◆ GIVEN EXERCISE
Select all lines with the string "Hogares" in them, and copy those lines.

◆ Records contained in a dataset

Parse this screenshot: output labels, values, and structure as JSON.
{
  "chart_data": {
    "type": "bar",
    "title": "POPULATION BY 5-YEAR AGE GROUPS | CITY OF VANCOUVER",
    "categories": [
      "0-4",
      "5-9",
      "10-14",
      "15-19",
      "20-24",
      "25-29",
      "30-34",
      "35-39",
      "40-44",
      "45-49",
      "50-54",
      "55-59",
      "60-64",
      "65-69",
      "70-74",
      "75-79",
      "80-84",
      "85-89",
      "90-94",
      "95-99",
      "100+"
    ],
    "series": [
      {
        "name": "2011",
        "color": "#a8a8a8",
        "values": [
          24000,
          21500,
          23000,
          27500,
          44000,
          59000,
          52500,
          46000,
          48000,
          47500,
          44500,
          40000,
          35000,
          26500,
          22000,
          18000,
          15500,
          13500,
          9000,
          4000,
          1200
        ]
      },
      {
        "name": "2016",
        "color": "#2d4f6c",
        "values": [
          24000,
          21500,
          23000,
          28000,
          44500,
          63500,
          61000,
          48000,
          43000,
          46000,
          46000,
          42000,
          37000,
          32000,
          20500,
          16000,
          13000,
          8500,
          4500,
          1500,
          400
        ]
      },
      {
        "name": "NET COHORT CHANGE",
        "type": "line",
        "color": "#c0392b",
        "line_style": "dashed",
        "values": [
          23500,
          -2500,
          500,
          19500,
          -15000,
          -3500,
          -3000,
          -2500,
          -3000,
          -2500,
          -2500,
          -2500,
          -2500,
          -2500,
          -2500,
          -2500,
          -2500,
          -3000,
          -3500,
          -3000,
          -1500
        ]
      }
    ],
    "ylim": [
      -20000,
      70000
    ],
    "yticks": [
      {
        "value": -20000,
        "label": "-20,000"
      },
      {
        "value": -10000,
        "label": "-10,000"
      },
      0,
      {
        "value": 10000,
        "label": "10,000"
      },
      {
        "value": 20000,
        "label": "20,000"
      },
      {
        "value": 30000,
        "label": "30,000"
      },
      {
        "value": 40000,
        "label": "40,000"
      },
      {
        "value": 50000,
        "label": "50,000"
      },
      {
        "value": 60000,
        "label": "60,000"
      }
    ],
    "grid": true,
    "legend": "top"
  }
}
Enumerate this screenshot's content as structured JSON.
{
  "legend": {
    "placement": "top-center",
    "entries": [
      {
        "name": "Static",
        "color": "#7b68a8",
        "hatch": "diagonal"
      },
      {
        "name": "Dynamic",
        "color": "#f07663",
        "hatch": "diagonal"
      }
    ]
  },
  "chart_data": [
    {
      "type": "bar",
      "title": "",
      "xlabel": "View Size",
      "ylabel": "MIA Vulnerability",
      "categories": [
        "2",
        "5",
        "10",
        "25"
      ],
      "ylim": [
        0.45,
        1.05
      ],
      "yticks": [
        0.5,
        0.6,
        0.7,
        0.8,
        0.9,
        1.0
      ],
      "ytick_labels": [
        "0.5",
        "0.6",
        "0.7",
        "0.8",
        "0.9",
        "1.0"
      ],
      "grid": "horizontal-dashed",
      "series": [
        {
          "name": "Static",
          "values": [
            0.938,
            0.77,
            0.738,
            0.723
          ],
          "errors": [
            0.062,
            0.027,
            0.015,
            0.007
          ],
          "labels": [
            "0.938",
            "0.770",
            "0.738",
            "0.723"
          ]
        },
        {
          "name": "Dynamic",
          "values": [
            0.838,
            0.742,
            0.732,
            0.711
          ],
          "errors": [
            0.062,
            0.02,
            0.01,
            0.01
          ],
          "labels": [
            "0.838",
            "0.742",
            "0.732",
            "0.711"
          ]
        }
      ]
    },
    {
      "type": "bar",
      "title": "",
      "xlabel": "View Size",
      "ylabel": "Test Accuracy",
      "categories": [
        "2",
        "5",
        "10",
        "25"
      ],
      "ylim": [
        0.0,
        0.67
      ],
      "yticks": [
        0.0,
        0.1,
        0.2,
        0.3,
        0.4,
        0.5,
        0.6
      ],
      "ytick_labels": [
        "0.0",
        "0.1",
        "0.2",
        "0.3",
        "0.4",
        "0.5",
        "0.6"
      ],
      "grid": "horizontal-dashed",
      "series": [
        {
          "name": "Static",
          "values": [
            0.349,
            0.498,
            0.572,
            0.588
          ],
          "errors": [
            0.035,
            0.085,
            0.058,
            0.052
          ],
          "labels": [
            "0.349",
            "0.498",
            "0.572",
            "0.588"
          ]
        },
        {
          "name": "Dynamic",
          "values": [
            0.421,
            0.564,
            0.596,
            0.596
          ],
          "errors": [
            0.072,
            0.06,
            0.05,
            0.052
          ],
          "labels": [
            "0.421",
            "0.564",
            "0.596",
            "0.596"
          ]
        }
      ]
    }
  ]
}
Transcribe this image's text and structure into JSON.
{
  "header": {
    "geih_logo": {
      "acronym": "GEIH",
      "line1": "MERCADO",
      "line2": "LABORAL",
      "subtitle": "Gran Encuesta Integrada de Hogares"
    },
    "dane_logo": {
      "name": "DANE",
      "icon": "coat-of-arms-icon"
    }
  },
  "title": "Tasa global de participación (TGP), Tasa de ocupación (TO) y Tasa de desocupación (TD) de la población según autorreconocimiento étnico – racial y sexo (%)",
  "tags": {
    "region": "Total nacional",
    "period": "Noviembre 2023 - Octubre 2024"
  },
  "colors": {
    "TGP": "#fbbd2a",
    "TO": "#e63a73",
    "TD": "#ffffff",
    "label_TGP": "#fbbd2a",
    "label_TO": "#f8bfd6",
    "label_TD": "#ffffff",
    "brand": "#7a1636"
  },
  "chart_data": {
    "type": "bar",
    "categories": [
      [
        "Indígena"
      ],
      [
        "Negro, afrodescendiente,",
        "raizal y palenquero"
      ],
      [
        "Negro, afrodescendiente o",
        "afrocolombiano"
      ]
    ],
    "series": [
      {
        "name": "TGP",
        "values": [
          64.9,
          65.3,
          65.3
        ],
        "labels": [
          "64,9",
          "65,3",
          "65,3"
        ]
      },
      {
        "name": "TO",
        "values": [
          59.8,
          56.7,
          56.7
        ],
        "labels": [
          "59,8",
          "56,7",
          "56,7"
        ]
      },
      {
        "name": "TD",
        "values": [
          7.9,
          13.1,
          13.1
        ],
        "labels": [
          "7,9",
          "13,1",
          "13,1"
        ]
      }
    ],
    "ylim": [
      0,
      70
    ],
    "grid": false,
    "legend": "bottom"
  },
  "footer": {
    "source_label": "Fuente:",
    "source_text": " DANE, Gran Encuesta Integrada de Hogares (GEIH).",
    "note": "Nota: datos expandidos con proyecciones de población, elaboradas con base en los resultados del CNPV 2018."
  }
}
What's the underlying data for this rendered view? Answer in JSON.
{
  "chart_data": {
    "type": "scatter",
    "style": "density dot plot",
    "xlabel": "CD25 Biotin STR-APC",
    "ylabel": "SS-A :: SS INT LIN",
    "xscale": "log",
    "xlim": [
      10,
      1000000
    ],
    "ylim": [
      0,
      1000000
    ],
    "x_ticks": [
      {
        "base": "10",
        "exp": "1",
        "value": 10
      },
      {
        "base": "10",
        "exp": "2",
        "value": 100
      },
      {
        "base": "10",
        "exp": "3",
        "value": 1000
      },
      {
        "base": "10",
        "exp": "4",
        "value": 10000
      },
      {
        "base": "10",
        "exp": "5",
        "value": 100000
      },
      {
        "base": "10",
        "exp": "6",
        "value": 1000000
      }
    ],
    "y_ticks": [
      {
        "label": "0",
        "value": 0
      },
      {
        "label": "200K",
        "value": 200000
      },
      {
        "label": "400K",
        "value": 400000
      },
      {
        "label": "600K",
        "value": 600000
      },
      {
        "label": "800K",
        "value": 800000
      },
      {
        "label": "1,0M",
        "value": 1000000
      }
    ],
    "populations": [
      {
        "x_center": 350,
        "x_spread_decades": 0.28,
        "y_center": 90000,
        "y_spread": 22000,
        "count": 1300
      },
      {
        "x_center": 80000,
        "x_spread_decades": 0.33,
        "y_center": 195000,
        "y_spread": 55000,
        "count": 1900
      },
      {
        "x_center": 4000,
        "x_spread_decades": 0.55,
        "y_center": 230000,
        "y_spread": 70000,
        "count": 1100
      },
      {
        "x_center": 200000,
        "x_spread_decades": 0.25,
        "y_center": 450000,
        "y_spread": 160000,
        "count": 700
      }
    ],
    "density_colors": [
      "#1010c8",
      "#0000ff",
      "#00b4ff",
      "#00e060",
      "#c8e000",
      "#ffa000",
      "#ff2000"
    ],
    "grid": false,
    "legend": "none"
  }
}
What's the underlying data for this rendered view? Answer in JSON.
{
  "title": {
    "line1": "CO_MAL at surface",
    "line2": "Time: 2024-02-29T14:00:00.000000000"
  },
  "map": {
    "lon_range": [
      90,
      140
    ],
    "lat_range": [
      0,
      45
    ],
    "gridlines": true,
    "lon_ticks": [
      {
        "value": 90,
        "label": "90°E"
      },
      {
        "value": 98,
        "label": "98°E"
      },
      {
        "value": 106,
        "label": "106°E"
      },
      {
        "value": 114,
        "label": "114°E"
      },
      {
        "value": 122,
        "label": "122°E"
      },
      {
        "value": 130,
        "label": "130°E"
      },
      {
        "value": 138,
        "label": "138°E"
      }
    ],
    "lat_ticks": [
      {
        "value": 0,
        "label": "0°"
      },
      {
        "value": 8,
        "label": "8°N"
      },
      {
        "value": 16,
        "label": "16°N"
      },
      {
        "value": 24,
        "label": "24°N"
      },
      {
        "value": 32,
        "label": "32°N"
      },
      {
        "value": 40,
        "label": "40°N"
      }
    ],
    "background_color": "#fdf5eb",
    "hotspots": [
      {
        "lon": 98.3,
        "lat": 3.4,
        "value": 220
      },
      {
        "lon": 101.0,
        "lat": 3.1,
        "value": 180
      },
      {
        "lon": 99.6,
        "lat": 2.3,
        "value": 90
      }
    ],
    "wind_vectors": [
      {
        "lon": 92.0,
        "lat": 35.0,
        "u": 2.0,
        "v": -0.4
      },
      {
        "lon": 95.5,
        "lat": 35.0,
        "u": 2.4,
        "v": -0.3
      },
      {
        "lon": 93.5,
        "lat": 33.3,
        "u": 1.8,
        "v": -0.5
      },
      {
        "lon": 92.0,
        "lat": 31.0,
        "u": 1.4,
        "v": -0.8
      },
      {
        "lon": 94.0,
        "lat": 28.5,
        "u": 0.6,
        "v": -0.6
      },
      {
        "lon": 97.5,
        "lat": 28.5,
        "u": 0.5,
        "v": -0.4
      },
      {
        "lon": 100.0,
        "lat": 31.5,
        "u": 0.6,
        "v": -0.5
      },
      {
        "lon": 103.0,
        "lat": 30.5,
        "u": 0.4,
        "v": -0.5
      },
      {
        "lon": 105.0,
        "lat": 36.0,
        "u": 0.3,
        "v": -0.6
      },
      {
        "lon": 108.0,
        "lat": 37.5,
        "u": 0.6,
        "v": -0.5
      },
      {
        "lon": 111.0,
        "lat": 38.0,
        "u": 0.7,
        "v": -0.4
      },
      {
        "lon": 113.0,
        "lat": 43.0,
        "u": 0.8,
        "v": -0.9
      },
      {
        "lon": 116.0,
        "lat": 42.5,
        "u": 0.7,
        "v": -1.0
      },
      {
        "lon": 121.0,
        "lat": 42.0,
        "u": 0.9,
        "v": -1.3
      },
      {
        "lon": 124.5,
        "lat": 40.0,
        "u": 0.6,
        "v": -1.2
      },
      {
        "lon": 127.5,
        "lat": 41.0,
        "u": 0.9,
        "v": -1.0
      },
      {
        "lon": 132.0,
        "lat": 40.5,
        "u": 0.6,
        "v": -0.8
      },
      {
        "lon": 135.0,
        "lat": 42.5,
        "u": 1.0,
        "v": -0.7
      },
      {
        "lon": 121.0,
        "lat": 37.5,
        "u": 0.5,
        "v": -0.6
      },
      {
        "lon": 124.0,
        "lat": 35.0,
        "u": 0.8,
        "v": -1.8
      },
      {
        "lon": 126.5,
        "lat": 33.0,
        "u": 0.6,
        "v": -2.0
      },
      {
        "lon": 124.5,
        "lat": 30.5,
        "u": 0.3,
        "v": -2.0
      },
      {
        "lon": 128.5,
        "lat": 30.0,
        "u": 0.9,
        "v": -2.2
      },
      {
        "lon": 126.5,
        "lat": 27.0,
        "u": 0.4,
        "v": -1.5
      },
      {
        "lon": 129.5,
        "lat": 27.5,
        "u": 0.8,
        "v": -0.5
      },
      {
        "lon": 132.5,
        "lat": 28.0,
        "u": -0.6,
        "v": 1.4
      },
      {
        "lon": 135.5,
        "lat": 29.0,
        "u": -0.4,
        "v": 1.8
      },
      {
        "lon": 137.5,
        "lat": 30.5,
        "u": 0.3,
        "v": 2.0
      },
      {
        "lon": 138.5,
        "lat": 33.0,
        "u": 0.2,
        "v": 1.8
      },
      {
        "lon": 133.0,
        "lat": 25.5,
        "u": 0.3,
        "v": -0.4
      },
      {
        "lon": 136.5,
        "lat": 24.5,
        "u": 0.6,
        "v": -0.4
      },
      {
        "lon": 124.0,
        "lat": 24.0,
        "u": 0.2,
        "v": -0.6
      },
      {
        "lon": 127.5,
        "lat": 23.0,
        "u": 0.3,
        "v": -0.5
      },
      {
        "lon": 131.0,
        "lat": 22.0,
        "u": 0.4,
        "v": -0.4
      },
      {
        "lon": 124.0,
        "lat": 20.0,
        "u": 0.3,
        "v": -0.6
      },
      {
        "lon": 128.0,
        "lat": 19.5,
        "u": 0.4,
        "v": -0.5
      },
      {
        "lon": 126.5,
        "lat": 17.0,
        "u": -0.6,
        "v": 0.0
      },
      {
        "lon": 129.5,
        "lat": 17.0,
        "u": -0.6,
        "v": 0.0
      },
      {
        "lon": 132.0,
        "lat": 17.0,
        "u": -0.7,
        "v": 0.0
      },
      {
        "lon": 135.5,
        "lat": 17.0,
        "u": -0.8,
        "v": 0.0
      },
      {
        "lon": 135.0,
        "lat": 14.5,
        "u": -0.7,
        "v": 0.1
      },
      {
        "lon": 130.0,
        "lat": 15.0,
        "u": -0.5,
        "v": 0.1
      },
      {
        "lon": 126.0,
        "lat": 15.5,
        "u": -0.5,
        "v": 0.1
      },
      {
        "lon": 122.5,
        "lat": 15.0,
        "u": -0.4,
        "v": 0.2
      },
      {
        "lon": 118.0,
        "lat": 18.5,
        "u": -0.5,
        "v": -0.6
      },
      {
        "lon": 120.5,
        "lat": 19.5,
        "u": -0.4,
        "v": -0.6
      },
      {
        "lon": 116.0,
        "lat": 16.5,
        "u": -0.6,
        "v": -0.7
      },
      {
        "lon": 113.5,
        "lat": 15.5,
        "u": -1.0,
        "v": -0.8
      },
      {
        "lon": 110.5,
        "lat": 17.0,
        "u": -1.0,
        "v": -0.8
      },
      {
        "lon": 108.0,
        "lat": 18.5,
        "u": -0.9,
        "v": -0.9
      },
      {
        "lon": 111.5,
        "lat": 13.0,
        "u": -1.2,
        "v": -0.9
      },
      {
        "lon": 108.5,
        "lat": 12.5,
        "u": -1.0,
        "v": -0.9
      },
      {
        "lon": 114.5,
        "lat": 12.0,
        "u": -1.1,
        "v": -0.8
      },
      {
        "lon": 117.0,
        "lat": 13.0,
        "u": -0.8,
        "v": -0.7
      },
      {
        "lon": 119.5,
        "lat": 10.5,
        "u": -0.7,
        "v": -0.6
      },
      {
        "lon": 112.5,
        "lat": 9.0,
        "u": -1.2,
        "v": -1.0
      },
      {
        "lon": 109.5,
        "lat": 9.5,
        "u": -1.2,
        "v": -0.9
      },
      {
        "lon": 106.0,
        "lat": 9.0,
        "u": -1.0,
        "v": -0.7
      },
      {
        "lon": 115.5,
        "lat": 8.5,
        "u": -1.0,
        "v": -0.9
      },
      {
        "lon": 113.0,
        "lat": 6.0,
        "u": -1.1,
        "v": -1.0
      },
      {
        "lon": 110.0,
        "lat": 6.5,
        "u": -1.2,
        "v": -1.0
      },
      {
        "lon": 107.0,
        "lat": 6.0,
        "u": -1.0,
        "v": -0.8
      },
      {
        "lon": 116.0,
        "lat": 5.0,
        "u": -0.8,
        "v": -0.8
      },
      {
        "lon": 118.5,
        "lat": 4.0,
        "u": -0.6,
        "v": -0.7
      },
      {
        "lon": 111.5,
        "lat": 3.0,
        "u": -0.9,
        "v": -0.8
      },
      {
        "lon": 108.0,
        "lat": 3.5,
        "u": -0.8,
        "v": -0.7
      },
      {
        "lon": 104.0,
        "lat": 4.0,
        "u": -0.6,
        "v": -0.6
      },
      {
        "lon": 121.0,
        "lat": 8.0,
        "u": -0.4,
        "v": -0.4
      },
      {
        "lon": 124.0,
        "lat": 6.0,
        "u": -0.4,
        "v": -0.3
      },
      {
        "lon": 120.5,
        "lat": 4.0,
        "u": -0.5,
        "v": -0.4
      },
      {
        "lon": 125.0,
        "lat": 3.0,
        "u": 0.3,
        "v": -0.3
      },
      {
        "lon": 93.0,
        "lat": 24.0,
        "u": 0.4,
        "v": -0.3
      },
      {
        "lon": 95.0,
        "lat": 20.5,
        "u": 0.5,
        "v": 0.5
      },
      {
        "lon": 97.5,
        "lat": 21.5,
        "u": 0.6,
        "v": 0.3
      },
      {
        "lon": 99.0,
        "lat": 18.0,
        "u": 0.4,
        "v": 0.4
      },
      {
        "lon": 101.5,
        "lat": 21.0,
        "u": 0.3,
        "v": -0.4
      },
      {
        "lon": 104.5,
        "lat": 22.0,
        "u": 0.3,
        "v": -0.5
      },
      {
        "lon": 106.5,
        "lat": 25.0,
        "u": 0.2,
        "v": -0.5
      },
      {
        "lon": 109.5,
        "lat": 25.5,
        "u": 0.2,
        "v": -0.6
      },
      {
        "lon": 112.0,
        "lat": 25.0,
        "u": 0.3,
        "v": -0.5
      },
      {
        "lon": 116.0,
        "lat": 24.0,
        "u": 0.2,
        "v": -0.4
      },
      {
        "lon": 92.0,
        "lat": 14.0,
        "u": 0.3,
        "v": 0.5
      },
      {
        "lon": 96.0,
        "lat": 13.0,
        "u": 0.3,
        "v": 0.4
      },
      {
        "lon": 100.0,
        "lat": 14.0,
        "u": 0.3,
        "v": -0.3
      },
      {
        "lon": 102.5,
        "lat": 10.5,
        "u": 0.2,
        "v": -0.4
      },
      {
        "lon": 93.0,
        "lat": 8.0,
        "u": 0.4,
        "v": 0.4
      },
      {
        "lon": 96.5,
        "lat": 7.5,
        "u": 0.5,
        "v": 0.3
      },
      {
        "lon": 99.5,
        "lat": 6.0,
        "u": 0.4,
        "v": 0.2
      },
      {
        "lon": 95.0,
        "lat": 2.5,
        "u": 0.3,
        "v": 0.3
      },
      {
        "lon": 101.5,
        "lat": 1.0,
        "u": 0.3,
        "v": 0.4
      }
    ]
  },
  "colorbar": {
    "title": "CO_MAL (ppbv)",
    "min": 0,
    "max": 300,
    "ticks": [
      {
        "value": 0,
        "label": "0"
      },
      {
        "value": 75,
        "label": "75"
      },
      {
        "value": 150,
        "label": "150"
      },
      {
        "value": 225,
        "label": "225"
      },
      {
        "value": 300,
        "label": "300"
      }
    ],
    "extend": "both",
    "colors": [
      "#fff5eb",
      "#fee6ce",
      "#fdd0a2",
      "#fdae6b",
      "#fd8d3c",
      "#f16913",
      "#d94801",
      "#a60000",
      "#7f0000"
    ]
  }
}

◆ RESULT OF THE TASK
      "subtitle": "Gran Encuesta Integrada de Hogares"
    "source_text": " DANE, Gran Encuesta Integrada de Hogares (GEIH).",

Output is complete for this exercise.